• EXERCISE DETAILS: All of the material below is to be restated word for word, apart from the pictures.
>> START SUPPLIED INFORMATION
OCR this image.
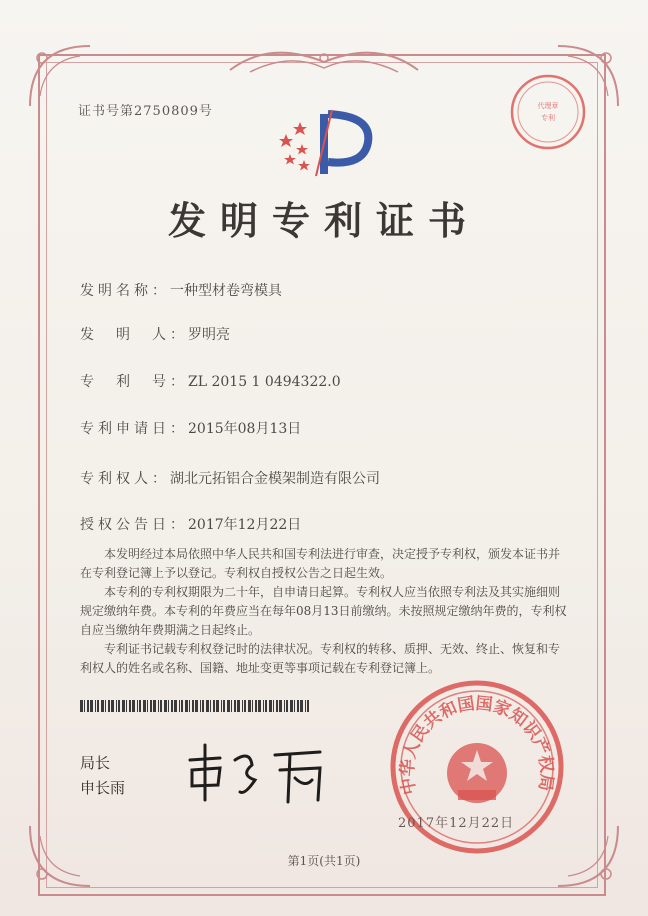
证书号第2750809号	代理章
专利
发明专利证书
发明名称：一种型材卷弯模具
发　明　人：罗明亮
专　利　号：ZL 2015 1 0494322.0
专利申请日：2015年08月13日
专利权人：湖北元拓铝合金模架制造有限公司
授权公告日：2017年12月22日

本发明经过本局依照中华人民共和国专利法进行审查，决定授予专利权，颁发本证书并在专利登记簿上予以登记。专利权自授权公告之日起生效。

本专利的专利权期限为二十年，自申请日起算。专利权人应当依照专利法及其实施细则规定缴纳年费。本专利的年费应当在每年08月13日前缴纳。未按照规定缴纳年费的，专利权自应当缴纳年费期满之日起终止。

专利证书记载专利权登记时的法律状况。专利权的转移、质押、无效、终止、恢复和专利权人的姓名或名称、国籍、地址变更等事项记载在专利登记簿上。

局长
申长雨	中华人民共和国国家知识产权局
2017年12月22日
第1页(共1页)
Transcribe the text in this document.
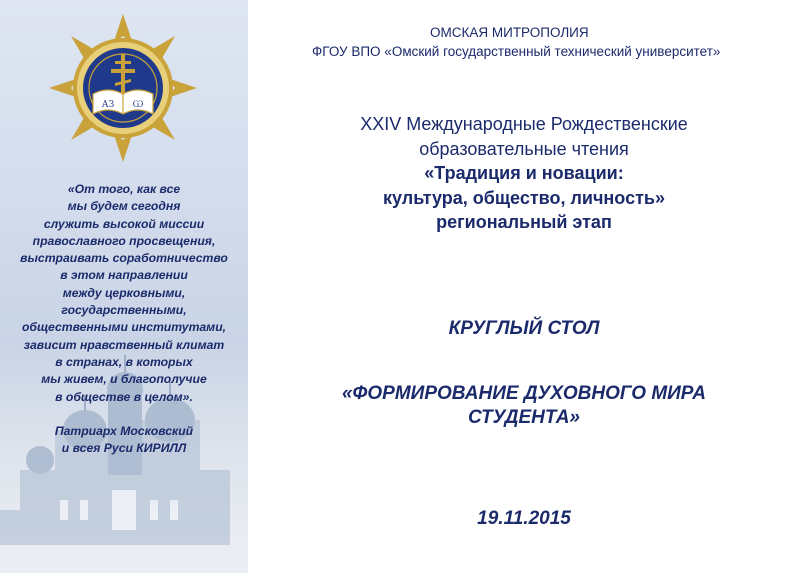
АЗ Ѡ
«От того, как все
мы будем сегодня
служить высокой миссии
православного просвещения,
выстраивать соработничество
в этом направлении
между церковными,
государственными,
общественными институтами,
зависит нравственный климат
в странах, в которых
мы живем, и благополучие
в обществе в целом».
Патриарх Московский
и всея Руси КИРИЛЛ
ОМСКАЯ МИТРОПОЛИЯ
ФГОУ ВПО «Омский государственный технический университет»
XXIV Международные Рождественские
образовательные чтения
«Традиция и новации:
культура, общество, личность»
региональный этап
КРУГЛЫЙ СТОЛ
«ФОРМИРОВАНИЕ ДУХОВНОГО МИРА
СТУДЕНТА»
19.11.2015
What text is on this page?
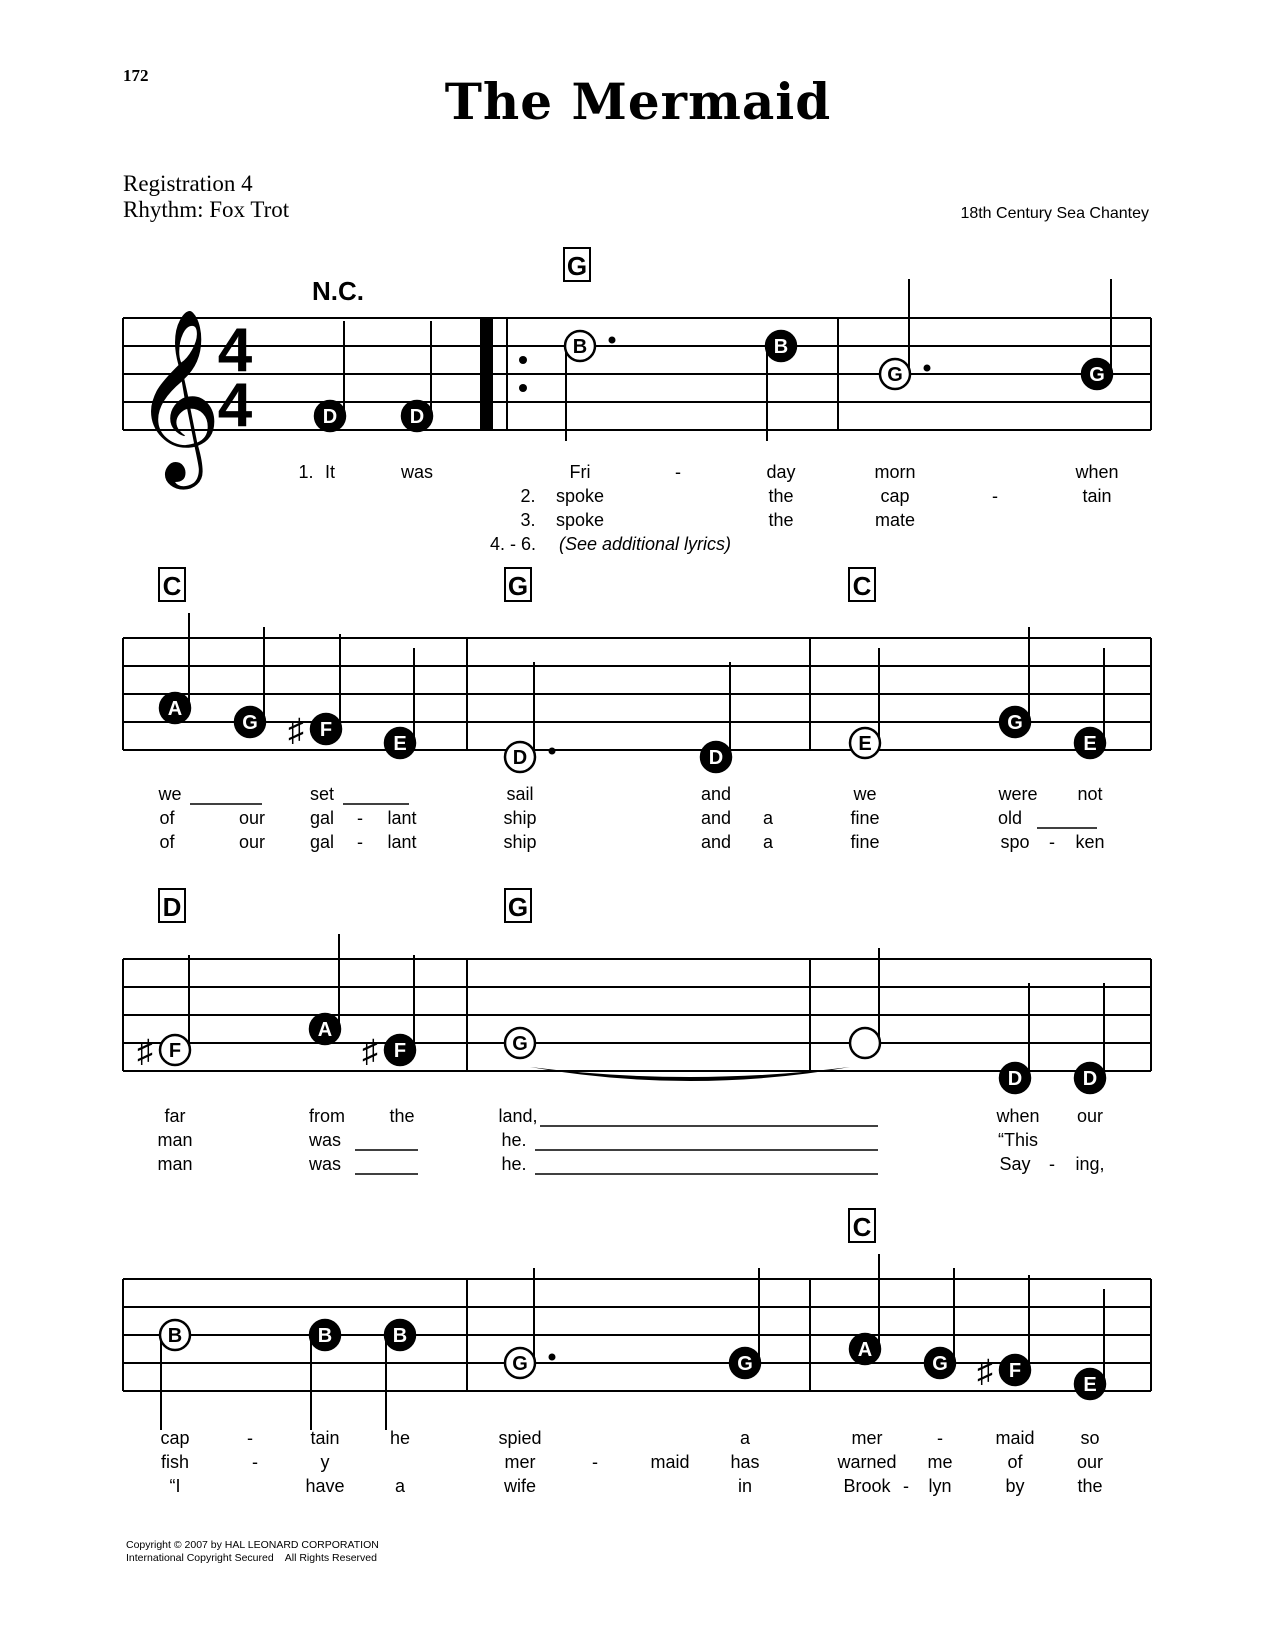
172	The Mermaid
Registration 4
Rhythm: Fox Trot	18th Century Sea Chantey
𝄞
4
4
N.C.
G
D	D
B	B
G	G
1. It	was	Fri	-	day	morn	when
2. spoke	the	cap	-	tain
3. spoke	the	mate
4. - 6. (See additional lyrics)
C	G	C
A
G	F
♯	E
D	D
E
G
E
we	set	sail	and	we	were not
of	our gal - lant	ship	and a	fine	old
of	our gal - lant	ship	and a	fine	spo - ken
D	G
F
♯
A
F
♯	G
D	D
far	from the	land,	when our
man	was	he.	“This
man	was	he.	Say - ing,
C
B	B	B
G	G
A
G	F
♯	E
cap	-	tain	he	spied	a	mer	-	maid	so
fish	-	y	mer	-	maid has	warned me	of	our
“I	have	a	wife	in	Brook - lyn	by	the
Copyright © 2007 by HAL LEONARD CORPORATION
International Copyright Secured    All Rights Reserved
>> END SUPPLIED INFORMATION
• EXERCISE RESPONSE:
OCR this image.
证书号第2750809号	代理章
专利
发明专利证书
发明名称：一种型材卷弯模具
发　明　人：罗明亮
专　利　号：ZL 2015 1 0494322.0
专利申请日：2015年08月13日
专利权人：湖北元拓铝合金模架制造有限公司
授权公告日：2017年12月22日

本发明经过本局依照中华人民共和国专利法进行审查，决定授予专利权，颁发本证书并在专利登记簿上予以登记。专利权自授权公告之日起生效。

本专利的专利权期限为二十年，自申请日起算。专利权人应当依照专利法及其实施细则规定缴纳年费。本专利的年费应当在每年08月13日前缴纳。未按照规定缴纳年费的，专利权自应当缴纳年费期满之日起终止。

专利证书记载专利权登记时的法律状况。专利权的转移、质押、无效、终止、恢复和专利权人的姓名或名称、国籍、地址变更等事项记载在专利登记簿上。

局长
申长雨	中华人民共和国国家知识产权局
2017年12月22日
第1页(共1页)
Transcribe the text in this document.
АЗ Ѡ
«От того, как все
мы будем сегодня
служить высокой миссии
православного просвещения,
выстраивать соработничество
в этом направлении
между церковными,
государственными,
общественными институтами,
зависит нравственный климат
в странах, в которых
мы живем, и благополучие
в обществе в целом».
Патриарх Московский
и всея Руси КИРИЛЛ
ОМСКАЯ МИТРОПОЛИЯ
ФГОУ ВПО «Омский государственный технический университет»
XXIV Международные Рождественские
образовательные чтения
«Традиция и новации:
культура, общество, личность»
региональный этап
КРУГЛЫЙ СТОЛ
«ФОРМИРОВАНИЕ ДУХОВНОГО МИРА
СТУДЕНТА»
19.11.2015
What text is on this page?
172	The Mermaid
Registration 4
Rhythm: Fox Trot	18th Century Sea Chantey
𝄞
4
4
N.C.
G
D	D
B	B
G	G
1. It	was	Fri	-	day	morn	when
2. spoke	the	cap	-	tain
3. spoke	the	mate
4. - 6. (See additional lyrics)
C	G	C
A
G	F
♯	E
D	D
E
G
E
we	set	sail	and	we	were not
of	our gal - lant	ship	and a	fine	old
of	our gal - lant	ship	and a	fine	spo - ken
D	G
F
♯
A
F
♯	G
D	D
far	from the	land,	when our
man	was	he.	“This
man	was	he.	Say - ing,
C
B	B	B
G	G
A
G	F
♯	E
cap	-	tain	he	spied	a	mer	-	maid	so
fish	-	y	mer	-	maid has	warned me	of	our
“I	have	a	wife	in	Brook - lyn	by	the
Copyright © 2007 by HAL LEONARD CORPORATION
International Copyright Secured    All Rights Reserved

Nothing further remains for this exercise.